== WORK TO DO ==
Look for "content" in each line of the entries, and return the matching lines.

========

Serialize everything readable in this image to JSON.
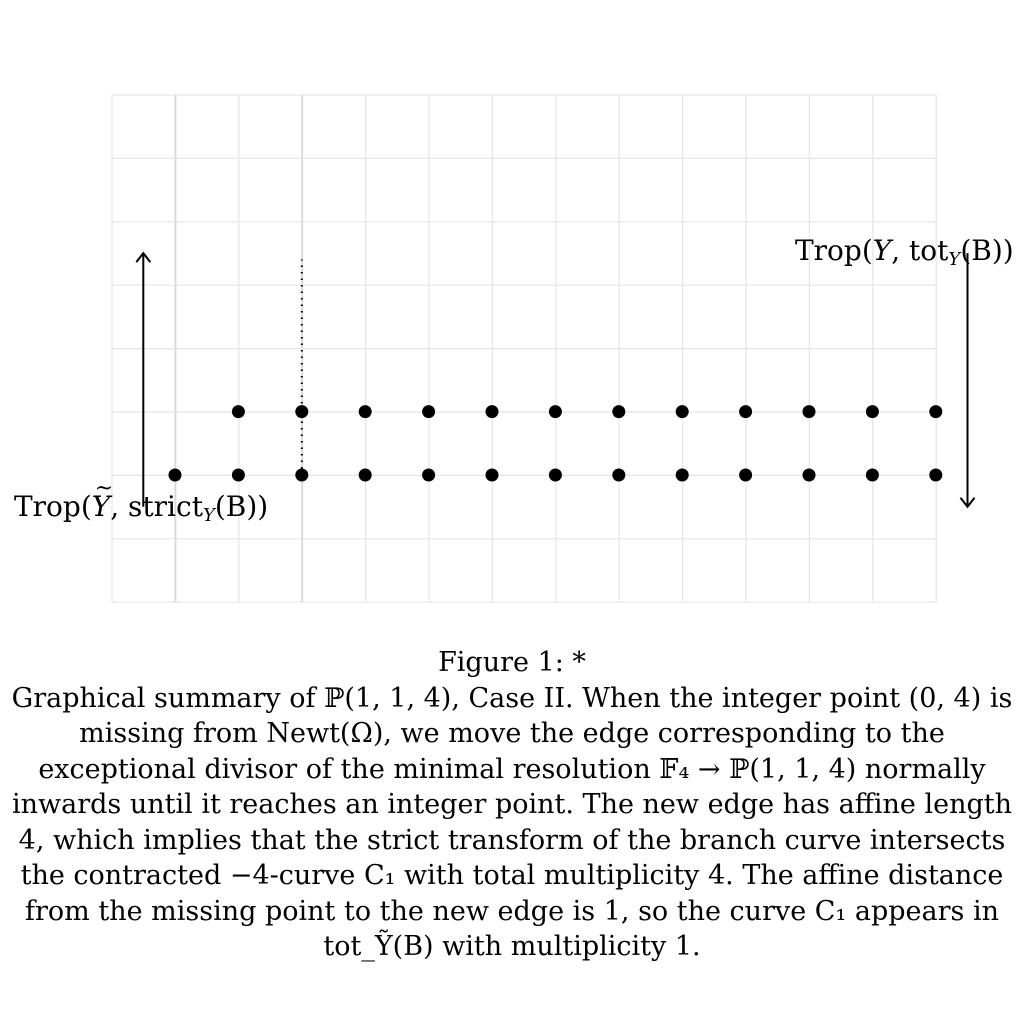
{
  "diagram": {
    "grid": {
      "columns": 13,
      "rows": 8,
      "line_color": "#e5e5e5"
    },
    "lattice_rows": [
      {
        "y": 1,
        "x": [
          0,
          1,
          2,
          3,
          4,
          5,
          6,
          7,
          8,
          9,
          10,
          11
        ]
      },
      {
        "y": 0,
        "x": [
          -1,
          0,
          1,
          2,
          3,
          4,
          5,
          6,
          7,
          8,
          9,
          10,
          11
        ]
      }
    ],
    "dotted_segment": {
      "x": 1,
      "y_from": 0,
      "y_to": 3
    },
    "left_arrow": {
      "direction": "up",
      "x": -1.5,
      "y_from": -0.5,
      "y_to": 3.5
    },
    "right_arrow": {
      "direction": "down",
      "x": 11.5,
      "y_from": 3.5,
      "y_to": -0.5
    },
    "labels": {
      "left": {
        "prefix": "Trop(",
        "var": "Y",
        "mid": ", strict",
        "sub": "Y",
        "suffix": "(B))"
      },
      "right": {
        "prefix": "Trop(",
        "var": "Y",
        "mid": ", tot",
        "sub": "Y",
        "suffix": "(B))"
      }
    }
  },
  "caption": {
    "title": "Figure 1: *",
    "body": "Graphical summary of ℙ(1, 1, 4), Case II. When the integer point (0, 4) is missing from Newt(Ω), we move the edge corresponding to the exceptional divisor of the minimal resolution 𝔽₄ → ℙ(1, 1, 4) normally inwards until it reaches an integer point. The new edge has affine length 4, which implies that the strict transform of the branch curve intersects the contracted −4-curve C₁ with total multiplicity 4. The affine distance from the missing point to the new edge is 1, so the curve C₁ appears in tot_Ỹ(B) with multiplicity 1."
  }
}
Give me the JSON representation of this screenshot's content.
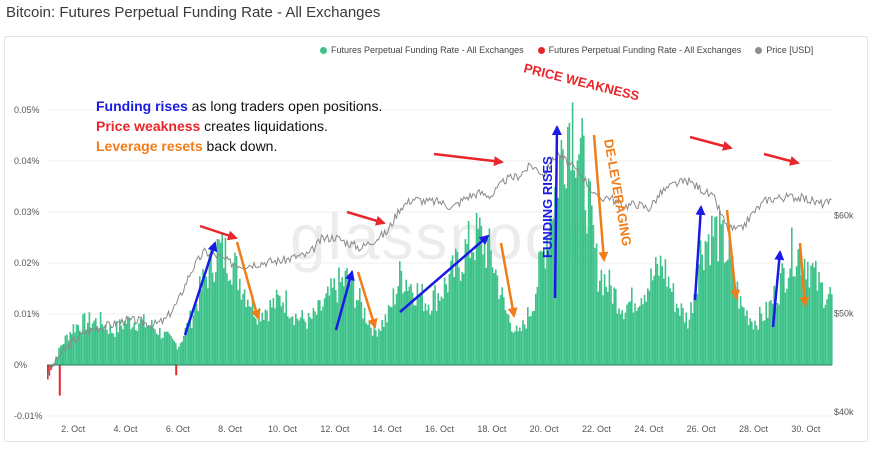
{
  "title": "Bitcoin: Futures Perpetual Funding Rate - All Exchanges",
  "watermark": "glassnode",
  "legend": [
    {
      "label": "Futures Perpetual Funding Rate - All Exchanges",
      "color": "#3fc28a"
    },
    {
      "label": "Futures Perpetual Funding Rate - All Exchanges",
      "color": "#e8262b"
    },
    {
      "label": "Price [USD]",
      "color": "#8c8c8c"
    }
  ],
  "annotations": {
    "line1_bold": "Funding rises",
    "line1_rest": " as long traders open positions.",
    "line2_bold": "Price weakness",
    "line2_rest": " creates liquidations.",
    "line3_bold": "Leverage resets",
    "line3_rest": " back down.",
    "funding_rises_vertical": "FUNDING RISES",
    "price_weakness_label": "PRICE WEAKNESS",
    "deleveraging_label": "DE-LEVERAGING",
    "colors": {
      "blue": "#1a1ae6",
      "red": "#e8262b",
      "orange": "#f07d1a"
    }
  },
  "chart_data": {
    "type": "bar",
    "x_ticks": [
      "2. Oct",
      "4. Oct",
      "6. Oct",
      "8. Oct",
      "10. Oct",
      "12. Oct",
      "14. Oct",
      "16. Oct",
      "18. Oct",
      "20. Oct",
      "22. Oct",
      "24. Oct",
      "26. Oct",
      "28. Oct",
      "30. Oct"
    ],
    "x_range_days": [
      1.0,
      31.0
    ],
    "y_left_ticks": [
      "-0.01%",
      "0%",
      "0.01%",
      "0.02%",
      "0.03%",
      "0.04%",
      "0.05%"
    ],
    "y_left_range": [
      -0.01,
      0.05
    ],
    "y_right_ticks": [
      "$40k",
      "$50k",
      "$60k"
    ],
    "y_right_range": [
      40000,
      64000
    ],
    "funding_series": {
      "name": "Futures Perpetual Funding Rate - All Exchanges",
      "day": [
        1.0,
        1.5,
        2.0,
        2.5,
        3.0,
        3.5,
        4.0,
        4.5,
        5.0,
        5.5,
        6.0,
        6.5,
        7.0,
        7.5,
        8.0,
        8.5,
        9.0,
        9.5,
        10.0,
        10.5,
        11.0,
        11.5,
        12.0,
        12.5,
        13.0,
        13.5,
        14.0,
        14.5,
        15.0,
        15.5,
        16.0,
        16.5,
        17.0,
        17.5,
        18.0,
        18.5,
        19.0,
        19.5,
        20.0,
        20.5,
        21.0,
        21.5,
        22.0,
        22.5,
        23.0,
        23.5,
        24.0,
        24.5,
        25.0,
        25.5,
        26.0,
        26.5,
        27.0,
        27.5,
        28.0,
        28.5,
        29.0,
        29.5,
        30.0,
        30.5,
        31.0
      ],
      "value_pct": [
        -0.003,
        0.004,
        0.008,
        0.009,
        0.009,
        0.007,
        0.009,
        0.009,
        0.008,
        0.006,
        0.004,
        0.01,
        0.018,
        0.024,
        0.022,
        0.016,
        0.011,
        0.012,
        0.014,
        0.01,
        0.009,
        0.012,
        0.016,
        0.018,
        0.012,
        0.007,
        0.01,
        0.019,
        0.016,
        0.013,
        0.015,
        0.019,
        0.024,
        0.027,
        0.022,
        0.011,
        0.006,
        0.012,
        0.025,
        0.04,
        0.053,
        0.04,
        0.02,
        0.016,
        0.012,
        0.014,
        0.017,
        0.021,
        0.013,
        0.009,
        0.025,
        0.028,
        0.023,
        0.012,
        0.009,
        0.011,
        0.017,
        0.024,
        0.022,
        0.016,
        0.014
      ]
    },
    "price_series": {
      "name": "Price [USD]",
      "day": [
        1.0,
        1.5,
        2.0,
        2.5,
        3.0,
        3.5,
        4.0,
        4.5,
        5.0,
        5.5,
        6.0,
        6.5,
        7.0,
        7.5,
        8.0,
        8.5,
        9.0,
        9.5,
        10.0,
        10.5,
        11.0,
        11.5,
        12.0,
        12.5,
        13.0,
        13.5,
        14.0,
        14.5,
        15.0,
        15.5,
        16.0,
        16.5,
        17.0,
        17.5,
        18.0,
        18.5,
        19.0,
        19.5,
        20.0,
        20.5,
        21.0,
        21.5,
        22.0,
        22.5,
        23.0,
        23.5,
        24.0,
        24.5,
        25.0,
        25.5,
        26.0,
        26.5,
        27.0,
        27.5,
        28.0,
        28.5,
        29.0,
        29.5,
        30.0,
        30.5,
        31.0
      ],
      "value_usd": [
        43800,
        45800,
        47200,
        48200,
        48600,
        48900,
        49300,
        49300,
        48800,
        49300,
        51200,
        54300,
        56300,
        55900,
        55200,
        54900,
        55100,
        55300,
        55400,
        55800,
        56000,
        57600,
        57800,
        57200,
        56700,
        57500,
        58300,
        60800,
        61700,
        61400,
        61400,
        60800,
        61800,
        62300,
        62000,
        63600,
        64000,
        65100,
        64200,
        66300,
        65100,
        63900,
        61700,
        61900,
        60900,
        61200,
        60700,
        62400,
        63200,
        63500,
        62700,
        61700,
        58700,
        58500,
        60300,
        61600,
        61800,
        61900,
        61700,
        61200,
        61300
      ]
    },
    "negative_series_name": "Futures Perpetual Funding Rate - All Exchanges"
  }
}
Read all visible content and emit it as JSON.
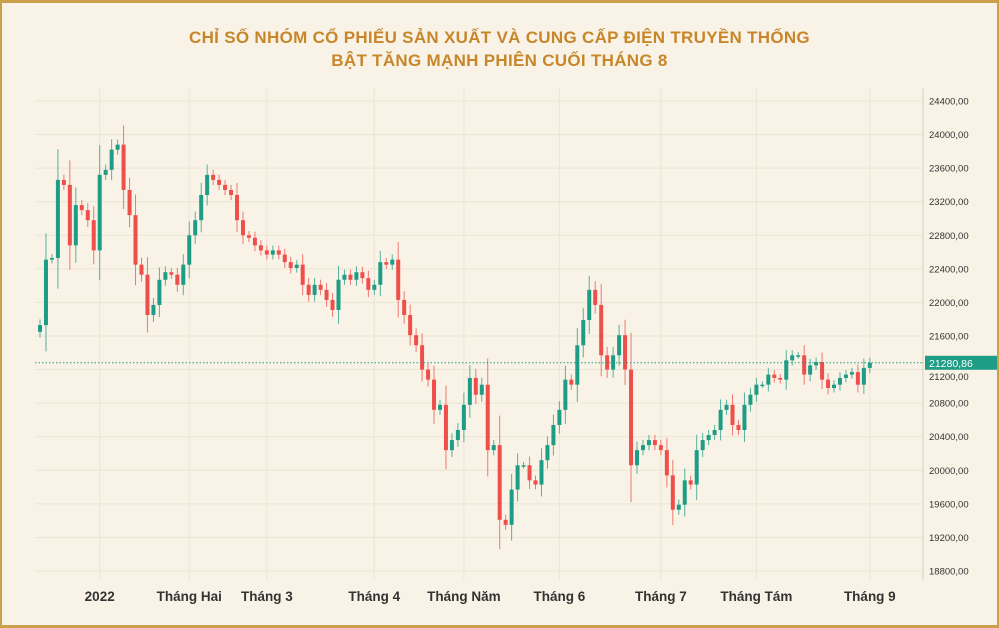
{
  "chart_data": {
    "type": "candlestick",
    "title_lines": [
      "CHỈ SỐ NHÓM CỔ PHIẾU SẢN XUẤT VÀ CUNG CẤP ĐIỆN TRUYỀN THỐNG",
      "BẬT TĂNG MẠNH PHIÊN CUỐI THÁNG 8"
    ],
    "ylim": [
      18700,
      24550
    ],
    "y_ticks": [
      24400,
      24000,
      23600,
      23200,
      22800,
      22400,
      22000,
      21600,
      21200,
      20800,
      20400,
      20000,
      19600,
      19200,
      18800
    ],
    "y_tick_labels": [
      "24400,00",
      "24000,00",
      "23600,00",
      "23200,00",
      "22800,00",
      "22400,00",
      "22000,00",
      "21600,00",
      "21200,00",
      "20800,00",
      "20400,00",
      "20000,00",
      "19600,00",
      "19200,00",
      "18800,00"
    ],
    "x_ticks": [
      {
        "label": "2022",
        "index": 10
      },
      {
        "label": "Tháng Hai",
        "index": 25
      },
      {
        "label": "Tháng 3",
        "index": 38
      },
      {
        "label": "Tháng 4",
        "index": 56
      },
      {
        "label": "Tháng Năm",
        "index": 71
      },
      {
        "label": "Tháng 6",
        "index": 87
      },
      {
        "label": "Tháng 7",
        "index": 104
      },
      {
        "label": "Tháng Tám",
        "index": 120
      },
      {
        "label": "Tháng 9",
        "index": 139
      }
    ],
    "first_open": 21650,
    "close": [
      21730,
      22510,
      22530,
      23460,
      23400,
      22680,
      23160,
      23100,
      22980,
      22620,
      23520,
      23580,
      23820,
      23880,
      23340,
      23040,
      22450,
      22330,
      21850,
      21970,
      22270,
      22360,
      22330,
      22210,
      22450,
      22800,
      22980,
      23280,
      23520,
      23460,
      23400,
      23340,
      23280,
      22980,
      22800,
      22770,
      22680,
      22620,
      22570,
      22620,
      22570,
      22480,
      22410,
      22450,
      22210,
      22090,
      22210,
      22150,
      22030,
      21910,
      22270,
      22330,
      22270,
      22360,
      22290,
      22150,
      22210,
      22480,
      22450,
      22510,
      22030,
      21850,
      21610,
      21490,
      21200,
      21080,
      20720,
      20780,
      20240,
      20360,
      20480,
      20780,
      21100,
      20900,
      21020,
      20240,
      20300,
      19410,
      19350,
      19770,
      20060,
      20060,
      19880,
      19830,
      20120,
      20300,
      20540,
      20720,
      21080,
      21020,
      21490,
      21790,
      22150,
      21970,
      21370,
      21200,
      21370,
      21610,
      21200,
      20060,
      20240,
      20300,
      20360,
      20300,
      20240,
      19940,
      19530,
      19590,
      19880,
      19830,
      20240,
      20360,
      20420,
      20480,
      20720,
      20780,
      20540,
      20480,
      20780,
      20900,
      21020,
      21020,
      21140,
      21100,
      21080,
      21310,
      21370,
      21370,
      21140,
      21250,
      21290,
      21080,
      20980,
      21020,
      21100,
      21140,
      21170,
      21020,
      21220,
      21280.86
    ],
    "last_price_label": "21280,86",
    "up_color": "#1f9c85",
    "down_color": "#ef4f4a",
    "grid": true
  }
}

========

== COMPLETE RESPONSE ==
Give me the JSON representation of this screenshot's content.
Read all visible content and emit it as JSON.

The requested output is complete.